## MATERIAL PROVIDED
** Begin **

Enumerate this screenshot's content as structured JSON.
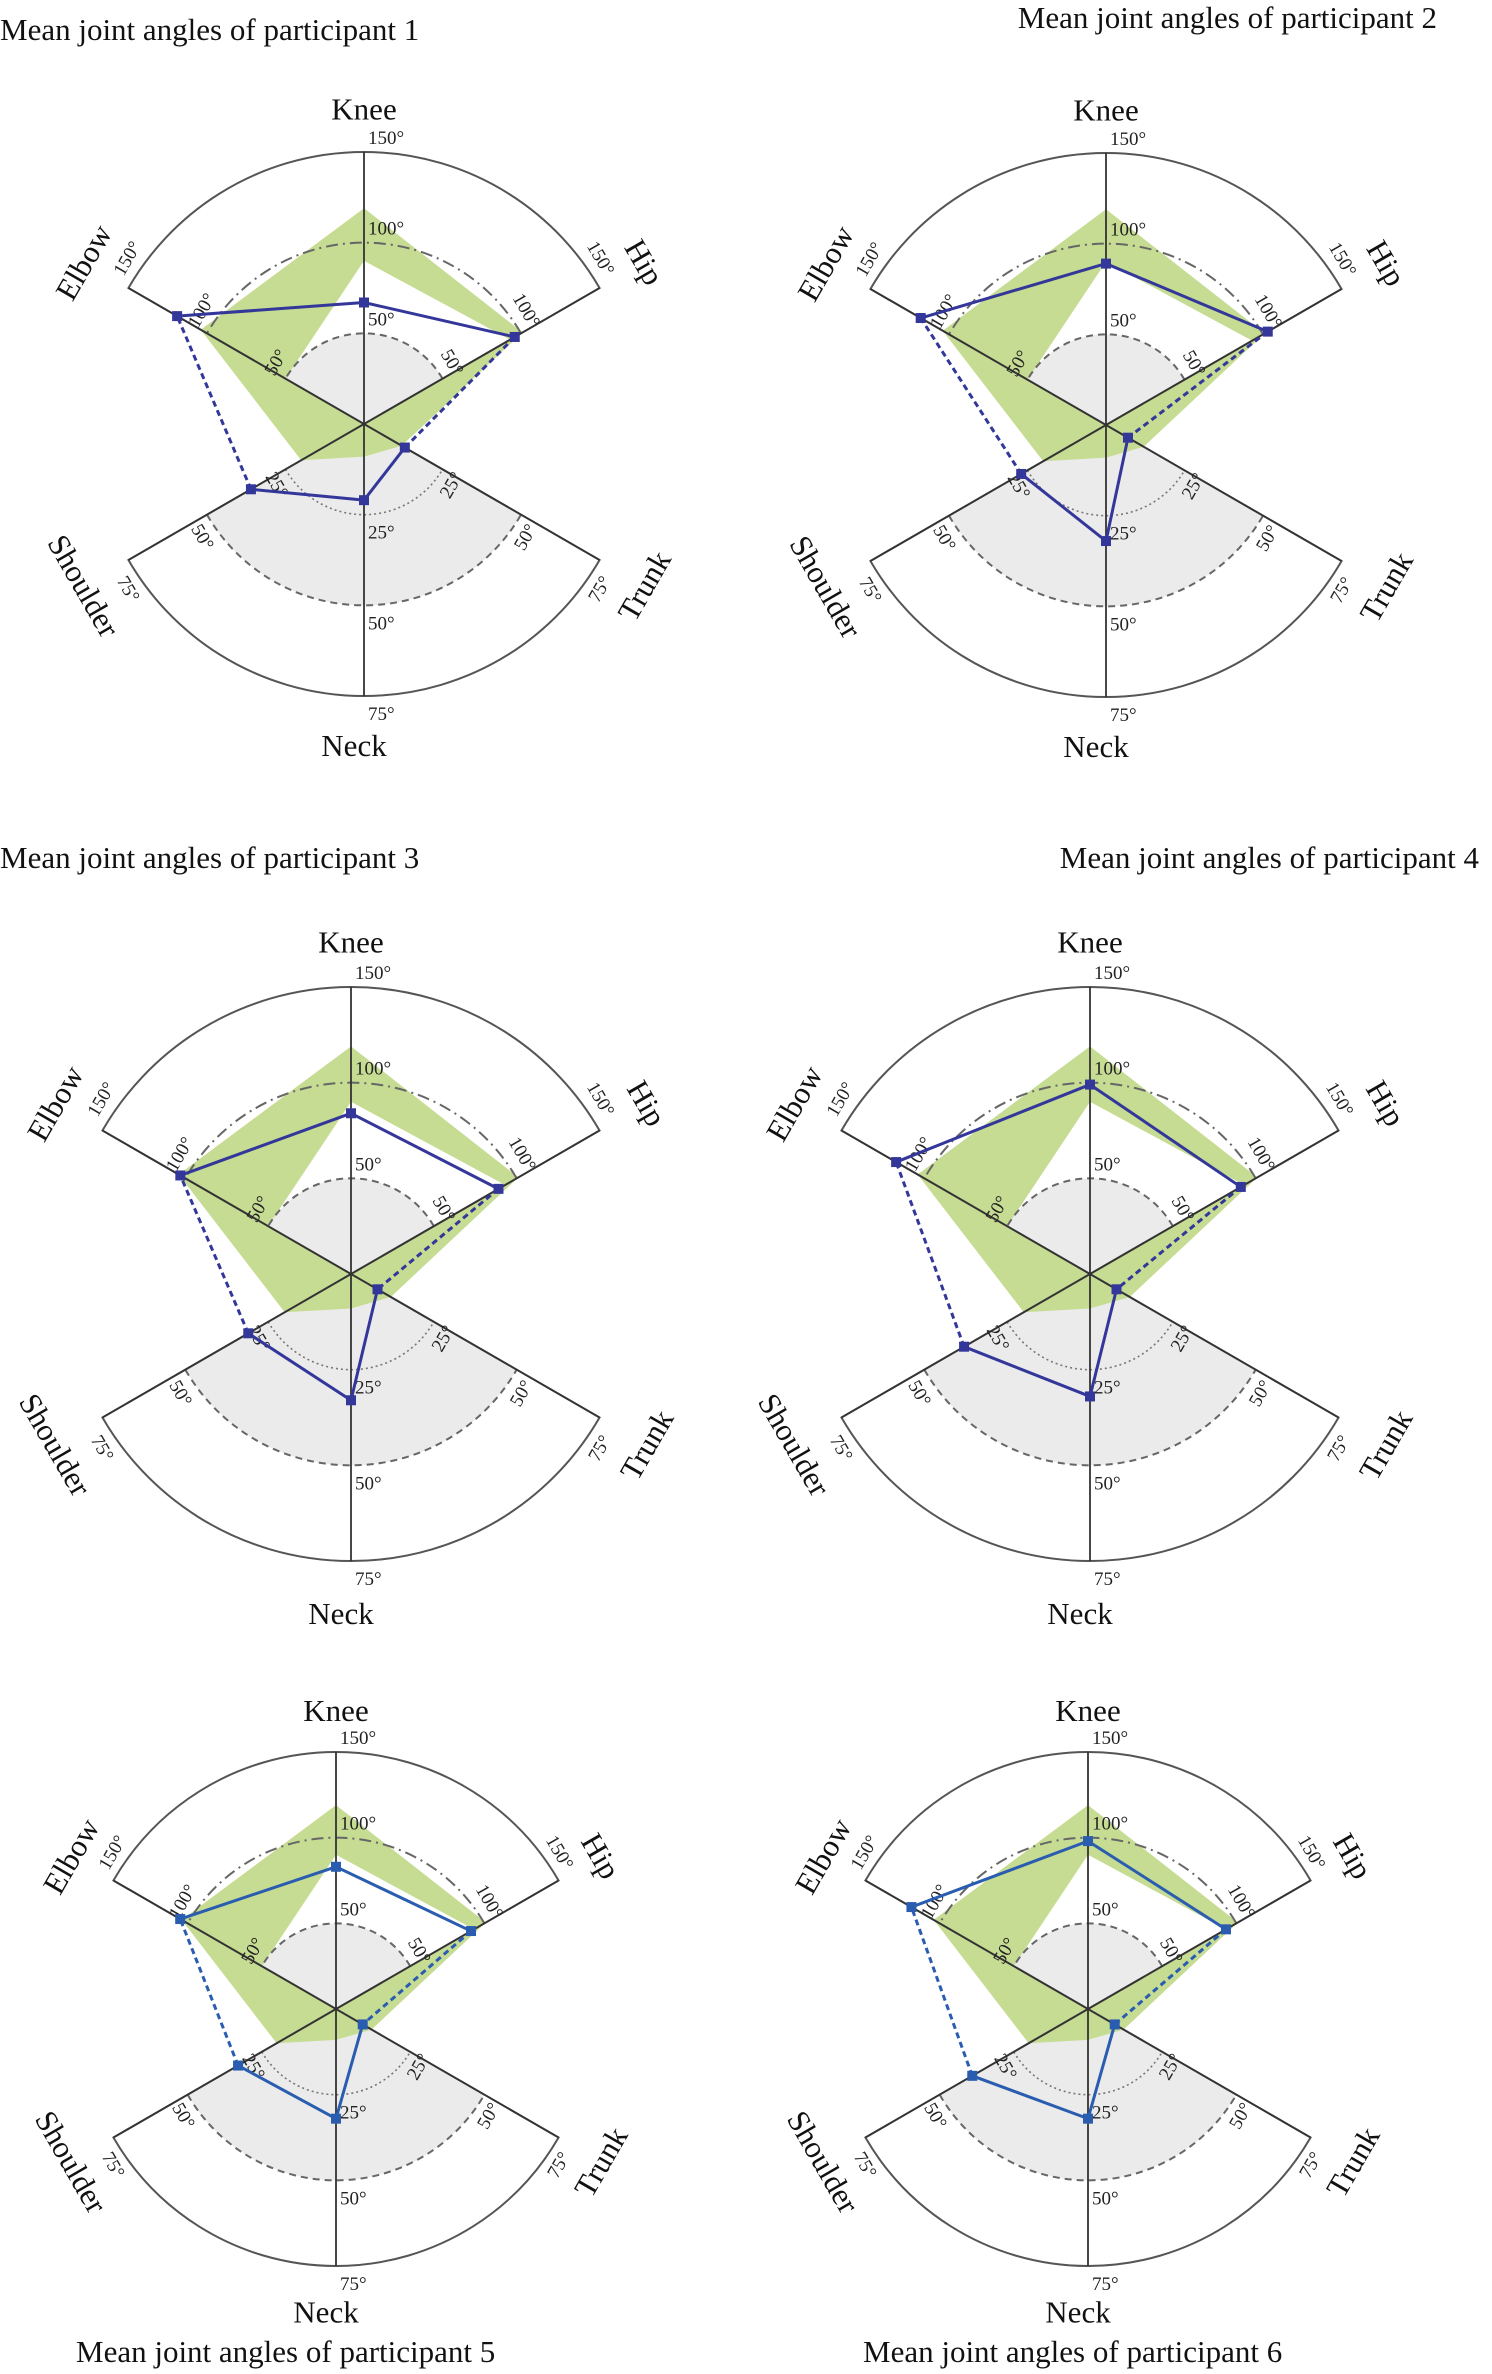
{
  "axes": [
    {
      "name": "Elbow",
      "half": "upper",
      "max": 150,
      "tick_labels": [
        "50°",
        "100°",
        "150°"
      ],
      "ticks": [
        50,
        100,
        150
      ]
    },
    {
      "name": "Knee",
      "half": "upper",
      "max": 150,
      "tick_labels": [
        "50°",
        "100°",
        "150°"
      ],
      "ticks": [
        50,
        100,
        150
      ]
    },
    {
      "name": "Hip",
      "half": "upper",
      "max": 150,
      "tick_labels": [
        "50°",
        "100°",
        "150°"
      ],
      "ticks": [
        50,
        100,
        150
      ]
    },
    {
      "name": "Trunk",
      "half": "lower",
      "max": 75,
      "tick_labels": [
        "25°",
        "50°",
        "75°"
      ],
      "ticks": [
        25,
        50,
        75
      ]
    },
    {
      "name": "Neck",
      "half": "lower",
      "max": 75,
      "tick_labels": [
        "25°",
        "50°",
        "75°"
      ],
      "ticks": [
        25,
        50,
        75
      ]
    },
    {
      "name": "Shoulder",
      "half": "lower",
      "max": 75,
      "tick_labels": [
        "25°",
        "50°",
        "75°"
      ],
      "ticks": [
        25,
        50,
        75
      ]
    }
  ],
  "reference_range": {
    "min": {
      "Elbow": 50,
      "Knee": 90,
      "Hip": 93,
      "Trunk": 0,
      "Neck": 0,
      "Shoulder": 0
    },
    "max": {
      "Elbow": 104,
      "Knee": 119,
      "Hip": 101,
      "Trunk": 12,
      "Neck": 9,
      "Shoulder": 20
    }
  },
  "colors": {
    "reference_band": "#c6dc93",
    "comfort_zone": "#ebebeb",
    "mean_line_1_4": "#34379a",
    "mean_line_5_6": "#2a5db0",
    "outline": "#555555"
  },
  "chart_data": [
    {
      "type": "radar",
      "title": "Mean joint angles of participant 1",
      "grid": true,
      "values": {
        "Elbow": 119,
        "Knee": 67,
        "Hip": 96,
        "Trunk": 13,
        "Neck": 21,
        "Shoulder": 36
      }
    },
    {
      "type": "radar",
      "title": "Mean joint angles of participant 2",
      "grid": true,
      "values": {
        "Elbow": 118,
        "Knee": 89,
        "Hip": 103,
        "Trunk": 7,
        "Neck": 32,
        "Shoulder": 27
      }
    },
    {
      "type": "radar",
      "title": "Mean joint angles of participant 3",
      "grid": true,
      "values": {
        "Elbow": 103,
        "Knee": 84,
        "Hip": 89,
        "Trunk": 8,
        "Neck": 33,
        "Shoulder": 31
      }
    },
    {
      "type": "radar",
      "title": "Mean joint angles of participant 4",
      "grid": true,
      "values": {
        "Elbow": 117,
        "Knee": 99,
        "Hip": 91,
        "Trunk": 8,
        "Neck": 32,
        "Shoulder": 38
      }
    },
    {
      "type": "radar",
      "title": "Mean joint angles of participant 5",
      "grid": true,
      "values": {
        "Elbow": 105,
        "Knee": 83,
        "Hip": 91,
        "Trunk": 9,
        "Neck": 32,
        "Shoulder": 33
      }
    },
    {
      "type": "radar",
      "title": "Mean joint angles of participant 6",
      "grid": true,
      "values": {
        "Elbow": 119,
        "Knee": 98,
        "Hip": 93,
        "Trunk": 9,
        "Neck": 32,
        "Shoulder": 39
      }
    }
  ]
}
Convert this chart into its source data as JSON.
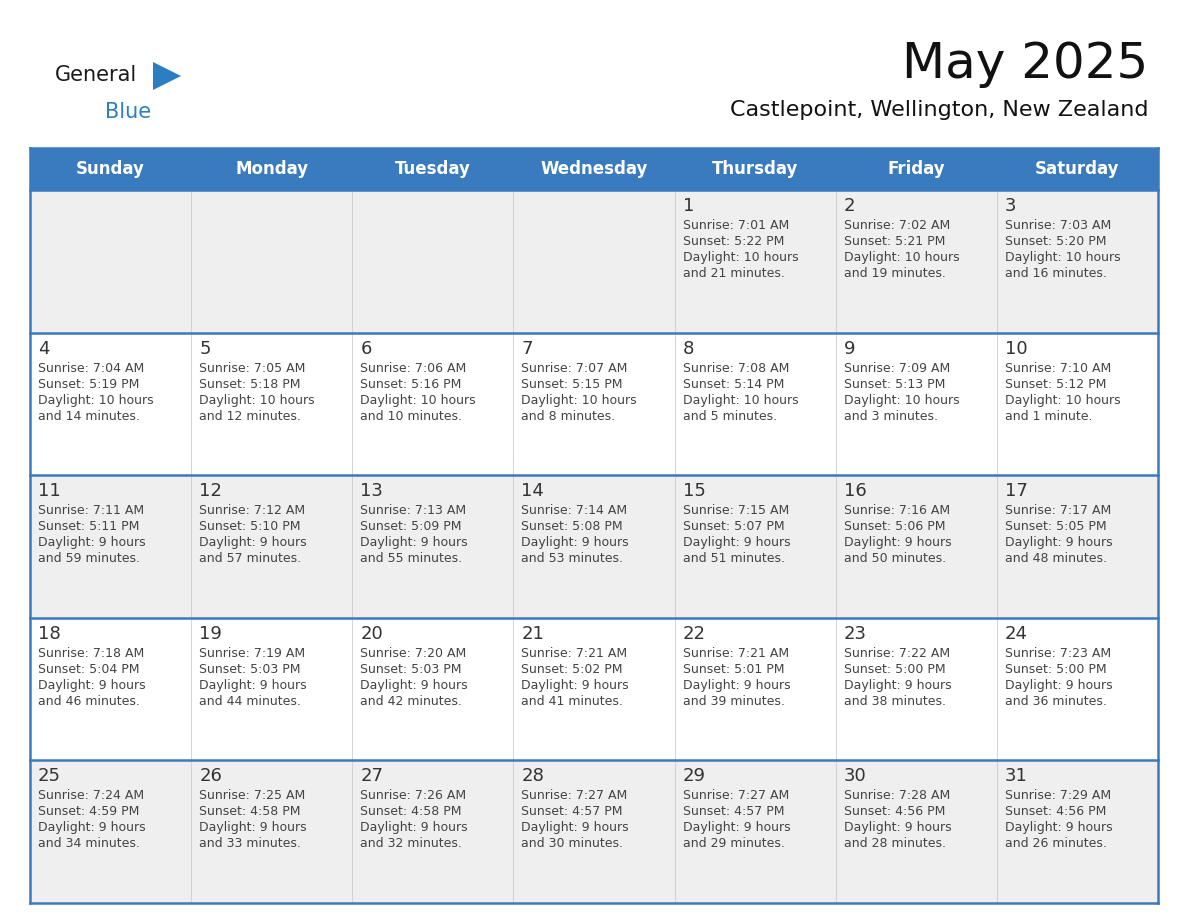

** End **

## EXERCISE INSTRUCTIONS
Make an exact copy of the data, leaving its pictures out.

## WRITTEN ANSWER
Enumerate this screenshot's content as structured JSON.
{
  "axes": [
    {
      "name": "Elbow",
      "half": "upper",
      "max": 150,
      "tick_labels": [
        "50°",
        "100°",
        "150°"
      ],
      "ticks": [
        50,
        100,
        150
      ]
    },
    {
      "name": "Knee",
      "half": "upper",
      "max": 150,
      "tick_labels": [
        "50°",
        "100°",
        "150°"
      ],
      "ticks": [
        50,
        100,
        150
      ]
    },
    {
      "name": "Hip",
      "half": "upper",
      "max": 150,
      "tick_labels": [
        "50°",
        "100°",
        "150°"
      ],
      "ticks": [
        50,
        100,
        150
      ]
    },
    {
      "name": "Trunk",
      "half": "lower",
      "max": 75,
      "tick_labels": [
        "25°",
        "50°",
        "75°"
      ],
      "ticks": [
        25,
        50,
        75
      ]
    },
    {
      "name": "Neck",
      "half": "lower",
      "max": 75,
      "tick_labels": [
        "25°",
        "50°",
        "75°"
      ],
      "ticks": [
        25,
        50,
        75
      ]
    },
    {
      "name": "Shoulder",
      "half": "lower",
      "max": 75,
      "tick_labels": [
        "25°",
        "50°",
        "75°"
      ],
      "ticks": [
        25,
        50,
        75
      ]
    }
  ],
  "reference_range": {
    "min": {
      "Elbow": 50,
      "Knee": 90,
      "Hip": 93,
      "Trunk": 0,
      "Neck": 0,
      "Shoulder": 0
    },
    "max": {
      "Elbow": 104,
      "Knee": 119,
      "Hip": 101,
      "Trunk": 12,
      "Neck": 9,
      "Shoulder": 20
    }
  },
  "colors": {
    "reference_band": "#c6dc93",
    "comfort_zone": "#ebebeb",
    "mean_line_1_4": "#34379a",
    "mean_line_5_6": "#2a5db0",
    "outline": "#555555"
  },
  "chart_data": [
    {
      "type": "radar",
      "title": "Mean joint angles of participant 1",
      "grid": true,
      "values": {
        "Elbow": 119,
        "Knee": 67,
        "Hip": 96,
        "Trunk": 13,
        "Neck": 21,
        "Shoulder": 36
      }
    },
    {
      "type": "radar",
      "title": "Mean joint angles of participant 2",
      "grid": true,
      "values": {
        "Elbow": 118,
        "Knee": 89,
        "Hip": 103,
        "Trunk": 7,
        "Neck": 32,
        "Shoulder": 27
      }
    },
    {
      "type": "radar",
      "title": "Mean joint angles of participant 3",
      "grid": true,
      "values": {
        "Elbow": 103,
        "Knee": 84,
        "Hip": 89,
        "Trunk": 8,
        "Neck": 33,
        "Shoulder": 31
      }
    },
    {
      "type": "radar",
      "title": "Mean joint angles of participant 4",
      "grid": true,
      "values": {
        "Elbow": 117,
        "Knee": 99,
        "Hip": 91,
        "Trunk": 8,
        "Neck": 32,
        "Shoulder": 38
      }
    },
    {
      "type": "radar",
      "title": "Mean joint angles of participant 5",
      "grid": true,
      "values": {
        "Elbow": 105,
        "Knee": 83,
        "Hip": 91,
        "Trunk": 9,
        "Neck": 32,
        "Shoulder": 33
      }
    },
    {
      "type": "radar",
      "title": "Mean joint angles of participant 6",
      "grid": true,
      "values": {
        "Elbow": 119,
        "Knee": 98,
        "Hip": 93,
        "Trunk": 9,
        "Neck": 32,
        "Shoulder": 39
      }
    }
  ]
}
Convert this chart into its source data as JSON.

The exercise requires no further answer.